● TASK REQUIREMENTS
Scan the data for "Conheça" and copy the lines it appears in.

+++++

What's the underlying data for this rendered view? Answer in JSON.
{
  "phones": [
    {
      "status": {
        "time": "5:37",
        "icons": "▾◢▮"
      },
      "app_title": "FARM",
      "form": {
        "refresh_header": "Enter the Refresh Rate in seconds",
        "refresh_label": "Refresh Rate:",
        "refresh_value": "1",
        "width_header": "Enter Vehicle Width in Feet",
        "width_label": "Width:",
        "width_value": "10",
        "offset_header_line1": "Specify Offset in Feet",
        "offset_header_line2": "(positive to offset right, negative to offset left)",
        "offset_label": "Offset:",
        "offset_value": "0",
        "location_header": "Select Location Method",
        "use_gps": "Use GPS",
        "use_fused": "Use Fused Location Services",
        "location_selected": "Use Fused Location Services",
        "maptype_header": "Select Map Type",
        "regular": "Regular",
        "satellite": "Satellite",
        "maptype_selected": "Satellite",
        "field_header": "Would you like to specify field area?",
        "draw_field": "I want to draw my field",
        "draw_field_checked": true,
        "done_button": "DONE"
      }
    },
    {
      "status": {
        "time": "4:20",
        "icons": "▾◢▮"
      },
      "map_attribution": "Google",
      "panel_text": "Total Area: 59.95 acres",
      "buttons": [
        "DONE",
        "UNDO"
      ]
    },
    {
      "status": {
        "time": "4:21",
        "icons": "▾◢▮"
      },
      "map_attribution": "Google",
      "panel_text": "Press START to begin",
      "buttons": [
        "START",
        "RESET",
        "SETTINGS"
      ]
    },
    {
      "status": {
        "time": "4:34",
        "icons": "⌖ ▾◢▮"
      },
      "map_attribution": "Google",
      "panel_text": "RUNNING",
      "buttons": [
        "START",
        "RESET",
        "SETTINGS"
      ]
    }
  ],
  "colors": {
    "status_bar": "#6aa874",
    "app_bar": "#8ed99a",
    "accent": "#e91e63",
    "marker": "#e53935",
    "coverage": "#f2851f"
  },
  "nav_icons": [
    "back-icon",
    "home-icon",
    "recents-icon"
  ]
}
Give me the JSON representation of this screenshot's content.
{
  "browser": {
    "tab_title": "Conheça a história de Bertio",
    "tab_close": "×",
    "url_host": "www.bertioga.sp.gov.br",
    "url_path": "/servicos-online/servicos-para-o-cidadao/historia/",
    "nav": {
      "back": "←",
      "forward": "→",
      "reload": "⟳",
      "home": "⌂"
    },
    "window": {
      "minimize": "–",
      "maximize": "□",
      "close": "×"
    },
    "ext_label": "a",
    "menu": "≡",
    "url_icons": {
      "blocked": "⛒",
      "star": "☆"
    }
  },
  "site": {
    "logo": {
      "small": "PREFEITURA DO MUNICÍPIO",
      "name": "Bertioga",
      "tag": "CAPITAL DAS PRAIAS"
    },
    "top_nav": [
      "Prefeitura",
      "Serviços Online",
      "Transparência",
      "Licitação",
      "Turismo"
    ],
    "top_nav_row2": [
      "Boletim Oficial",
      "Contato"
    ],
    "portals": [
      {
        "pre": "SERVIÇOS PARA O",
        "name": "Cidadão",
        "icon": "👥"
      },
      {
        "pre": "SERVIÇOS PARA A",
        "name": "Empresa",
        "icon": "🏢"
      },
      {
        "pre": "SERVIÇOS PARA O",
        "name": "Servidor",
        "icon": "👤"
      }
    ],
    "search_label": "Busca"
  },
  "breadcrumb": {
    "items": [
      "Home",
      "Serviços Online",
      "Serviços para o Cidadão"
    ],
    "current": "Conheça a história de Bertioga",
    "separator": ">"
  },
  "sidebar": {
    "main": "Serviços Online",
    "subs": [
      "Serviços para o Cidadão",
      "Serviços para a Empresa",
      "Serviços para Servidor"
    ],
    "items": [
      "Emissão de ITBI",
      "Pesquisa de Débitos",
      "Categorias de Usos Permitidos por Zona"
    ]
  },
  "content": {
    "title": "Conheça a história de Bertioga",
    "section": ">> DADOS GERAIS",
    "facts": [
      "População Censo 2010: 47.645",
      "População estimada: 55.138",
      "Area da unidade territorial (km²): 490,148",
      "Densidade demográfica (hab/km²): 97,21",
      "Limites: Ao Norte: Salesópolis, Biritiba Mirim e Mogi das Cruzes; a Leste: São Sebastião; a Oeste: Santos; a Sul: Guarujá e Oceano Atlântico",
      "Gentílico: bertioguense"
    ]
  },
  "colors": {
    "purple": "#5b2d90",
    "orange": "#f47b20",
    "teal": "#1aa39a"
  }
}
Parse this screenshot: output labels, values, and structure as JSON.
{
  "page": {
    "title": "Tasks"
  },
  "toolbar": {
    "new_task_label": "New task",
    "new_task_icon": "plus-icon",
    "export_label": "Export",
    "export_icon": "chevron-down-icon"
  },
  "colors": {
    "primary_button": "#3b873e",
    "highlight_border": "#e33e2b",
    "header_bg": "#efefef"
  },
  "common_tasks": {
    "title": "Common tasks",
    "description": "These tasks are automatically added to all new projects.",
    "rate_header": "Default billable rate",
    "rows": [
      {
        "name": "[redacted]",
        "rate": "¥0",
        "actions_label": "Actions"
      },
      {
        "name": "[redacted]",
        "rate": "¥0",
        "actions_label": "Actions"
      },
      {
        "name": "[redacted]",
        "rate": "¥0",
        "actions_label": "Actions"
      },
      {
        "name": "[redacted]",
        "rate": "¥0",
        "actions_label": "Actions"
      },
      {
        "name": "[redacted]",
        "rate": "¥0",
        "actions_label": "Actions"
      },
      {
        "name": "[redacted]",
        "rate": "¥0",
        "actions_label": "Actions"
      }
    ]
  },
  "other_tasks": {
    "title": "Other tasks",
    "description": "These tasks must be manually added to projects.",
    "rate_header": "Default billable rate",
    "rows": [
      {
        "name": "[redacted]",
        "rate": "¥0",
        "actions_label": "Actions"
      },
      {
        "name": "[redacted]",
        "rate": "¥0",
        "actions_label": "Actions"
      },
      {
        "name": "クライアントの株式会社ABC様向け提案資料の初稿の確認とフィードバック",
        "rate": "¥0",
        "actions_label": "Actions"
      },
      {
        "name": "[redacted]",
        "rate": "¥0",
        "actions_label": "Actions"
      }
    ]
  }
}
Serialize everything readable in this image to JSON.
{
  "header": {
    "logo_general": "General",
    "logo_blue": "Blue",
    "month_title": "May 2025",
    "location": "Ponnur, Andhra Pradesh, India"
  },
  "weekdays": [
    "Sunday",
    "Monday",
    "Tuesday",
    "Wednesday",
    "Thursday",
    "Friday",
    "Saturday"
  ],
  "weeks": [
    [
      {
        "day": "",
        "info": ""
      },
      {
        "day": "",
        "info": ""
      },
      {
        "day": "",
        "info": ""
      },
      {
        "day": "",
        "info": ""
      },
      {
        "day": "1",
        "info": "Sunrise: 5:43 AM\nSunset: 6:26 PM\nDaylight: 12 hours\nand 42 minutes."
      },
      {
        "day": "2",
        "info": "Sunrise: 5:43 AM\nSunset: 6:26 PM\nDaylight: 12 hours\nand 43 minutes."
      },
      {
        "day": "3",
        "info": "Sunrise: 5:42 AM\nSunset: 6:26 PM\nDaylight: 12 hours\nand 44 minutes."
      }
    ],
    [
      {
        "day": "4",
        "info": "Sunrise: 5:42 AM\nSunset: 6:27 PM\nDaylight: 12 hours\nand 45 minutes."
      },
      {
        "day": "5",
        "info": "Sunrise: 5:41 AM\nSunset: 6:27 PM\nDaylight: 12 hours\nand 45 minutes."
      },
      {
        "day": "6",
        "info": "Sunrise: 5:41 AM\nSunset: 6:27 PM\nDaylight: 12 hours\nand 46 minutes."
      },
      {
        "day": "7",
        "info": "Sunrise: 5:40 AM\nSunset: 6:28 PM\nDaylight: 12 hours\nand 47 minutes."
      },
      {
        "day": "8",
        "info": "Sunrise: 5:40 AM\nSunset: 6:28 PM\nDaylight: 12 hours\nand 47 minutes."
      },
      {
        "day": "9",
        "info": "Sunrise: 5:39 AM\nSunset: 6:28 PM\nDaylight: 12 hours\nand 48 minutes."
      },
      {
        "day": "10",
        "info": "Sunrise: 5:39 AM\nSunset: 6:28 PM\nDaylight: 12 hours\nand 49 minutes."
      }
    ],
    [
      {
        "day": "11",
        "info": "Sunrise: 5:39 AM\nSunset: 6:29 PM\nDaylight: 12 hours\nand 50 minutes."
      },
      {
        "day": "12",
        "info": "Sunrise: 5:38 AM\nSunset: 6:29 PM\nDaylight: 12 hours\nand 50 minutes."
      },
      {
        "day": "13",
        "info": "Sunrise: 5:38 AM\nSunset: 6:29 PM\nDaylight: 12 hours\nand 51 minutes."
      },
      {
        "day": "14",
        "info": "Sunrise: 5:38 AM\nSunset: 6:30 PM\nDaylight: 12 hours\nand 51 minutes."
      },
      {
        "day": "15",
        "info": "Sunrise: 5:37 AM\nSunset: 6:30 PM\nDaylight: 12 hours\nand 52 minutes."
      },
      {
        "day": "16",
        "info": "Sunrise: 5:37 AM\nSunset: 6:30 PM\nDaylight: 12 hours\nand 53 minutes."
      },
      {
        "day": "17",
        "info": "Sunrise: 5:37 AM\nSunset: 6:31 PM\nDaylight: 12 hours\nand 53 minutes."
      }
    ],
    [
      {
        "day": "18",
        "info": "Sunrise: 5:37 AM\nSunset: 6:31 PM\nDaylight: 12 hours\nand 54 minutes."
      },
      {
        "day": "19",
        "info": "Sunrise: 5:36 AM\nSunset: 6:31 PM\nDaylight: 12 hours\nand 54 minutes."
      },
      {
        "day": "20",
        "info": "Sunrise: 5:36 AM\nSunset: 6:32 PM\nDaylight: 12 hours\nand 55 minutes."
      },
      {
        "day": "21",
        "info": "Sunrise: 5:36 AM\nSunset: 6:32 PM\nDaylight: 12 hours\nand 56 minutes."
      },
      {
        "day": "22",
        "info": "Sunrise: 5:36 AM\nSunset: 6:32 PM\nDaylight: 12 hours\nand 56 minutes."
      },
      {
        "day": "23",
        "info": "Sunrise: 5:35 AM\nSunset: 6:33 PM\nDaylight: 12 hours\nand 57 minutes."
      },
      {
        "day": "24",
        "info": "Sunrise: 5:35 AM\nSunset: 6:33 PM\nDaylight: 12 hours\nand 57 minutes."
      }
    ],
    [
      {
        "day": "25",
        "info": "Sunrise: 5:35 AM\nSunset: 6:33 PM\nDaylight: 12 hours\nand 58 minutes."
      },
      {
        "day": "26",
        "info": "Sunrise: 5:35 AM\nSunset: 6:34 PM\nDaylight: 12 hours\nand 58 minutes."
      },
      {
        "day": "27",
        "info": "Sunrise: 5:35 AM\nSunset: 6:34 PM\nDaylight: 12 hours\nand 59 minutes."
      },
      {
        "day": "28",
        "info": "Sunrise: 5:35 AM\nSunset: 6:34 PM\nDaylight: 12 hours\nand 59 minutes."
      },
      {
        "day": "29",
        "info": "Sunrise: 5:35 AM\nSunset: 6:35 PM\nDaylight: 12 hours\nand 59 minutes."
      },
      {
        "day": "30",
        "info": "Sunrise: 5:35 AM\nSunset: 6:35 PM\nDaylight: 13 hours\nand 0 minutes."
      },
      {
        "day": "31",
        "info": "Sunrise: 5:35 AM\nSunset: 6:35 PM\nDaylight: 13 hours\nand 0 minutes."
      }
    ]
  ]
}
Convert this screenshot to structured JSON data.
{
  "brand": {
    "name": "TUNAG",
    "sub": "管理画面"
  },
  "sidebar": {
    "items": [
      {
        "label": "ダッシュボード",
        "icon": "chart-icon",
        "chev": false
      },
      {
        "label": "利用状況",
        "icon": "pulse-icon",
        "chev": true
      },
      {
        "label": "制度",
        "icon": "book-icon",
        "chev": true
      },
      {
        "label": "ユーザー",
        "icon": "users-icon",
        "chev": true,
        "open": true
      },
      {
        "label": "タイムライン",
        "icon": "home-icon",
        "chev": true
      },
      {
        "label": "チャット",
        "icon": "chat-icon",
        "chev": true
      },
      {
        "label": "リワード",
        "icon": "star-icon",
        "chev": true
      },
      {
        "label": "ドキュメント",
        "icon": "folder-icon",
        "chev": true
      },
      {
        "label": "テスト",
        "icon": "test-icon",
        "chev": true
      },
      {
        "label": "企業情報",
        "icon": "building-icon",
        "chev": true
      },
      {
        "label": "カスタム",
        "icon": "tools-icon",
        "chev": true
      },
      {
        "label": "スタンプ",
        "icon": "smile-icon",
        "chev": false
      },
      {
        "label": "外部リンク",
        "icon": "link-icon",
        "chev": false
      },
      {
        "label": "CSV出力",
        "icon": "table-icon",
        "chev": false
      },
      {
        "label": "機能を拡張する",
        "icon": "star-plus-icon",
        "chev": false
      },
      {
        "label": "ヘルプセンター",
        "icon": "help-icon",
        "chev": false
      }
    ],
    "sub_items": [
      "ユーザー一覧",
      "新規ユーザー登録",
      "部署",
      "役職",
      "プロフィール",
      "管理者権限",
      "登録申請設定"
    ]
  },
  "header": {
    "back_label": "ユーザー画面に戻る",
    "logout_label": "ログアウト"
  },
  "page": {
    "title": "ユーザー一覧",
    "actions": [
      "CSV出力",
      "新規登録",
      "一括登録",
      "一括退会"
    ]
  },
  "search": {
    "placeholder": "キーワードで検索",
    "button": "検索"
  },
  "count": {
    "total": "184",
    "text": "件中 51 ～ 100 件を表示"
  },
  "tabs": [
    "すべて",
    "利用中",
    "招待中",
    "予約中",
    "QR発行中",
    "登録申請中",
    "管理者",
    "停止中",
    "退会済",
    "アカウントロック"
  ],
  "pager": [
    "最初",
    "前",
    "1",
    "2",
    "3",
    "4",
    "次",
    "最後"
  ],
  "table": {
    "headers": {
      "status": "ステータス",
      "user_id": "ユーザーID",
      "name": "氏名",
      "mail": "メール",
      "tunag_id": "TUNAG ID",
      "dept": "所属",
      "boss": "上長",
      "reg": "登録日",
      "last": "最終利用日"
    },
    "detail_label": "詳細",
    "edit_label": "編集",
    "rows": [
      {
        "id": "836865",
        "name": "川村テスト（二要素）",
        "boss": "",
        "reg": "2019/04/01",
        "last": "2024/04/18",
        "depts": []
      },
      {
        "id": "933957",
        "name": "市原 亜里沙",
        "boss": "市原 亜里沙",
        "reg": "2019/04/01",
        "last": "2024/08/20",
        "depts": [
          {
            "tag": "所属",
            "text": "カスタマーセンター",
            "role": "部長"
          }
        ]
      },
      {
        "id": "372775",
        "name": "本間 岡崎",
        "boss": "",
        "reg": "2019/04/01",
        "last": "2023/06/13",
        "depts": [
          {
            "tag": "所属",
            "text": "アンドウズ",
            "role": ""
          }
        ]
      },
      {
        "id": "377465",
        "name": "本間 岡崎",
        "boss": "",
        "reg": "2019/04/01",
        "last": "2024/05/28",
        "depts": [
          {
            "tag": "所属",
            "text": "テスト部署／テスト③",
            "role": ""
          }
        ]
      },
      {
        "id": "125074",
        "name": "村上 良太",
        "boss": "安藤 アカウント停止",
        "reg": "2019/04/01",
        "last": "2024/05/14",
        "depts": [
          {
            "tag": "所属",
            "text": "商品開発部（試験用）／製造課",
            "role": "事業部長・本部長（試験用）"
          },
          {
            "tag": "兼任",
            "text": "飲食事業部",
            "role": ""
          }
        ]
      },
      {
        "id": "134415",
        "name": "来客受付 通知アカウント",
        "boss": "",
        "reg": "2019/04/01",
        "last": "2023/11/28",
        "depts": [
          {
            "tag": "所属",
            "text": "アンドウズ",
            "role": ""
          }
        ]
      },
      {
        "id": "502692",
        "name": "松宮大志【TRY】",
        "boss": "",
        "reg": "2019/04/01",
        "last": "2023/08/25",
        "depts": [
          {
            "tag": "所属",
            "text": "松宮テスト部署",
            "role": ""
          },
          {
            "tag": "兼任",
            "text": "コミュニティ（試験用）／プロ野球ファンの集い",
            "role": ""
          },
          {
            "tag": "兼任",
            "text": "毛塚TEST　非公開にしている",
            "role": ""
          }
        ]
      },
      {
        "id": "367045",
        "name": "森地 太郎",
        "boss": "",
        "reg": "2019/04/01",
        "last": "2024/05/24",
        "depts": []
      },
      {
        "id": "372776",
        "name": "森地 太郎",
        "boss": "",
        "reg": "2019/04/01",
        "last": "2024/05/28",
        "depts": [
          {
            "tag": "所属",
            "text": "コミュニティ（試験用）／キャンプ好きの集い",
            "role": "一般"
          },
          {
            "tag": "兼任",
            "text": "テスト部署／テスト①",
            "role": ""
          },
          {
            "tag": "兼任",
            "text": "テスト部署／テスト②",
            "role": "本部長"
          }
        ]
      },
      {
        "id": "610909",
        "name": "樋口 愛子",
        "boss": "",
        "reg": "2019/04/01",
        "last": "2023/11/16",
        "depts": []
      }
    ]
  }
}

+++++

● RIGHT ANSWER
    "tab_title": "Conheça a história de Bertio",
    "current": "Conheça a história de Bertioga",
    "title": "Conheça a história de Bertioga",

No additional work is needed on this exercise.